Short task:
Write the listing out again, all of it, word for word.

BEGIN Material provided

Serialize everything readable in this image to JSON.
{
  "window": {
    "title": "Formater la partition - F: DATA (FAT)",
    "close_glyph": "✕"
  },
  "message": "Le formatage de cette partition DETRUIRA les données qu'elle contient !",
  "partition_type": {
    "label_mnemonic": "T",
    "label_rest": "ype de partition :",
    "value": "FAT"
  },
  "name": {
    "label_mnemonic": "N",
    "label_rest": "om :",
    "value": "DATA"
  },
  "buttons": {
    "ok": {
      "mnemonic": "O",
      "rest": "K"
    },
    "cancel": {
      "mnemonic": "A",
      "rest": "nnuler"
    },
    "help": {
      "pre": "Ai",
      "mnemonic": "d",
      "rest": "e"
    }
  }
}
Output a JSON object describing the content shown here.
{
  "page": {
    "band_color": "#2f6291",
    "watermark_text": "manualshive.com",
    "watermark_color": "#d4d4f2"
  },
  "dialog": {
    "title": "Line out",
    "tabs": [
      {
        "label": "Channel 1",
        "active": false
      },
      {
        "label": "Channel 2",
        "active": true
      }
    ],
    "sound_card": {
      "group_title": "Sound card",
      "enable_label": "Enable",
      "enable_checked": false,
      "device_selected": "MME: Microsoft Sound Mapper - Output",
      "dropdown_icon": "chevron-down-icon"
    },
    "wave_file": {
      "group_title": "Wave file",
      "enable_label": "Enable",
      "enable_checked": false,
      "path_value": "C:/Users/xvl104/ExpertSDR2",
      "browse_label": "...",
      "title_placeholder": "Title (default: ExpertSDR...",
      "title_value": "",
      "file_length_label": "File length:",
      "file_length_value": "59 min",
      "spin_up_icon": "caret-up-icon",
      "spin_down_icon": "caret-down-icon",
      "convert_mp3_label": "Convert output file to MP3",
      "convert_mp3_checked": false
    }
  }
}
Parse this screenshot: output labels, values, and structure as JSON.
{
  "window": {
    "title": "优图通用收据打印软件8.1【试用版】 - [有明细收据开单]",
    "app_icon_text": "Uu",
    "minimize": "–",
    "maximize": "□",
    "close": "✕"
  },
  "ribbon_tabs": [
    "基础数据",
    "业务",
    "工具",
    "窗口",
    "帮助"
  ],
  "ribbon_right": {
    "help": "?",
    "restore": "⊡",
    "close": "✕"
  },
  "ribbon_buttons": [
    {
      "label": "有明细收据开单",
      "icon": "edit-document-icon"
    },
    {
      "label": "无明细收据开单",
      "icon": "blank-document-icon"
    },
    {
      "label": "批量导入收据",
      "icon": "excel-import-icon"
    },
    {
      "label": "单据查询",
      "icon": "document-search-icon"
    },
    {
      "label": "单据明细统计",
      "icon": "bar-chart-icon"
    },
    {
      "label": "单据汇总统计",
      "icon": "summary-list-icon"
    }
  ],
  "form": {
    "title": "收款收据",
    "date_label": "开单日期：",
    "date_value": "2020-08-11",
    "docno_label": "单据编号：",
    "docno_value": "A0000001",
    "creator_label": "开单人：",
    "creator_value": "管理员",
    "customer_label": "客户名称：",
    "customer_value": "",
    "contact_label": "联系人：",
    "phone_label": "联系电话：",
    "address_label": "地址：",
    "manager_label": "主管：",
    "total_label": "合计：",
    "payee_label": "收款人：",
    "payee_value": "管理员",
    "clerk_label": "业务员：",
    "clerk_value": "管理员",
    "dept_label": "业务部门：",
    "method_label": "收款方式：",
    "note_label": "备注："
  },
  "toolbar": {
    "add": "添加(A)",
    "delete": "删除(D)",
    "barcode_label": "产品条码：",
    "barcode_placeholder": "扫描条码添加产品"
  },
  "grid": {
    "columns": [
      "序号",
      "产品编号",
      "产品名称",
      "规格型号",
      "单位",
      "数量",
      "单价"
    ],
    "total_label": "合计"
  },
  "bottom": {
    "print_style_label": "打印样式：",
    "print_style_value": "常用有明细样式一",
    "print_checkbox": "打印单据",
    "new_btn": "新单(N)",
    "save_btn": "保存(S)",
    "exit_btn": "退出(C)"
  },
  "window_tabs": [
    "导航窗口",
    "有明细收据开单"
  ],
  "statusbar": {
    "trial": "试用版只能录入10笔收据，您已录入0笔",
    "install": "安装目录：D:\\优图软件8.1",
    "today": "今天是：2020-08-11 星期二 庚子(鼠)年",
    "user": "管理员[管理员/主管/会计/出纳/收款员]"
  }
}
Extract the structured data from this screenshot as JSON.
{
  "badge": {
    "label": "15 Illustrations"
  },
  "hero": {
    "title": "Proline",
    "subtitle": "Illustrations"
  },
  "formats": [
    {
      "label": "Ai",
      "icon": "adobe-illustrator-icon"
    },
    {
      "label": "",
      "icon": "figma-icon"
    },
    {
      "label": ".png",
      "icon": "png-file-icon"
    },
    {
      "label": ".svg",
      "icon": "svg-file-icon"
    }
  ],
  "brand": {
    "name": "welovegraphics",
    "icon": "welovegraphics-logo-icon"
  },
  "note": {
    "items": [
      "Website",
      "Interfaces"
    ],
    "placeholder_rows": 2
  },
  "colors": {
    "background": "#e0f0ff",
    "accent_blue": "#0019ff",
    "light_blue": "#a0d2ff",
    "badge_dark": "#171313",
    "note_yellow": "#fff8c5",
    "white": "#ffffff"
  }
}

END Material provided

Solved exercise:
Serialize everything readable in this image to JSON.
{
  "window": {
    "title": "Formater la partition - F: DATA (FAT)",
    "close_glyph": "✕"
  },
  "message": "Le formatage de cette partition DETRUIRA les données qu'elle contient !",
  "partition_type": {
    "label_mnemonic": "T",
    "label_rest": "ype de partition :",
    "value": "FAT"
  },
  "name": {
    "label_mnemonic": "N",
    "label_rest": "om :",
    "value": "DATA"
  },
  "buttons": {
    "ok": {
      "mnemonic": "O",
      "rest": "K"
    },
    "cancel": {
      "mnemonic": "A",
      "rest": "nnuler"
    },
    "help": {
      "pre": "Ai",
      "mnemonic": "d",
      "rest": "e"
    }
  }
}
Output a JSON object describing the content shown here.
{
  "page": {
    "band_color": "#2f6291",
    "watermark_text": "manualshive.com",
    "watermark_color": "#d4d4f2"
  },
  "dialog": {
    "title": "Line out",
    "tabs": [
      {
        "label": "Channel 1",
        "active": false
      },
      {
        "label": "Channel 2",
        "active": true
      }
    ],
    "sound_card": {
      "group_title": "Sound card",
      "enable_label": "Enable",
      "enable_checked": false,
      "device_selected": "MME: Microsoft Sound Mapper - Output",
      "dropdown_icon": "chevron-down-icon"
    },
    "wave_file": {
      "group_title": "Wave file",
      "enable_label": "Enable",
      "enable_checked": false,
      "path_value": "C:/Users/xvl104/ExpertSDR2",
      "browse_label": "...",
      "title_placeholder": "Title (default: ExpertSDR...",
      "title_value": "",
      "file_length_label": "File length:",
      "file_length_value": "59 min",
      "spin_up_icon": "caret-up-icon",
      "spin_down_icon": "caret-down-icon",
      "convert_mp3_label": "Convert output file to MP3",
      "convert_mp3_checked": false
    }
  }
}
Parse this screenshot: output labels, values, and structure as JSON.
{
  "window": {
    "title": "优图通用收据打印软件8.1【试用版】 - [有明细收据开单]",
    "app_icon_text": "Uu",
    "minimize": "–",
    "maximize": "□",
    "close": "✕"
  },
  "ribbon_tabs": [
    "基础数据",
    "业务",
    "工具",
    "窗口",
    "帮助"
  ],
  "ribbon_right": {
    "help": "?",
    "restore": "⊡",
    "close": "✕"
  },
  "ribbon_buttons": [
    {
      "label": "有明细收据开单",
      "icon": "edit-document-icon"
    },
    {
      "label": "无明细收据开单",
      "icon": "blank-document-icon"
    },
    {
      "label": "批量导入收据",
      "icon": "excel-import-icon"
    },
    {
      "label": "单据查询",
      "icon": "document-search-icon"
    },
    {
      "label": "单据明细统计",
      "icon": "bar-chart-icon"
    },
    {
      "label": "单据汇总统计",
      "icon": "summary-list-icon"
    }
  ],
  "form": {
    "title": "收款收据",
    "date_label": "开单日期：",
    "date_value": "2020-08-11",
    "docno_label": "单据编号：",
    "docno_value": "A0000001",
    "creator_label": "开单人：",
    "creator_value": "管理员",
    "customer_label": "客户名称：",
    "customer_value": "",
    "contact_label": "联系人：",
    "phone_label": "联系电话：",
    "address_label": "地址：",
    "manager_label": "主管：",
    "total_label": "合计：",
    "payee_label": "收款人：",
    "payee_value": "管理员",
    "clerk_label": "业务员：",
    "clerk_value": "管理员",
    "dept_label": "业务部门：",
    "method_label": "收款方式：",
    "note_label": "备注："
  },
  "toolbar": {
    "add": "添加(A)",
    "delete": "删除(D)",
    "barcode_label": "产品条码：",
    "barcode_placeholder": "扫描条码添加产品"
  },
  "grid": {
    "columns": [
      "序号",
      "产品编号",
      "产品名称",
      "规格型号",
      "单位",
      "数量",
      "单价"
    ],
    "total_label": "合计"
  },
  "bottom": {
    "print_style_label": "打印样式：",
    "print_style_value": "常用有明细样式一",
    "print_checkbox": "打印单据",
    "new_btn": "新单(N)",
    "save_btn": "保存(S)",
    "exit_btn": "退出(C)"
  },
  "window_tabs": [
    "导航窗口",
    "有明细收据开单"
  ],
  "statusbar": {
    "trial": "试用版只能录入10笔收据，您已录入0笔",
    "install": "安装目录：D:\\优图软件8.1",
    "today": "今天是：2020-08-11 星期二 庚子(鼠)年",
    "user": "管理员[管理员/主管/会计/出纳/收款员]"
  }
}
Extract the structured data from this screenshot as JSON.
{
  "badge": {
    "label": "15 Illustrations"
  },
  "hero": {
    "title": "Proline",
    "subtitle": "Illustrations"
  },
  "formats": [
    {
      "label": "Ai",
      "icon": "adobe-illustrator-icon"
    },
    {
      "label": "",
      "icon": "figma-icon"
    },
    {
      "label": ".png",
      "icon": "png-file-icon"
    },
    {
      "label": ".svg",
      "icon": "svg-file-icon"
    }
  ],
  "brand": {
    "name": "welovegraphics",
    "icon": "welovegraphics-logo-icon"
  },
  "note": {
    "items": [
      "Website",
      "Interfaces"
    ],
    "placeholder_rows": 2
  },
  "colors": {
    "background": "#e0f0ff",
    "accent_blue": "#0019ff",
    "light_blue": "#a0d2ff",
    "badge_dark": "#171313",
    "note_yellow": "#fff8c5",
    "white": "#ffffff"
  }
}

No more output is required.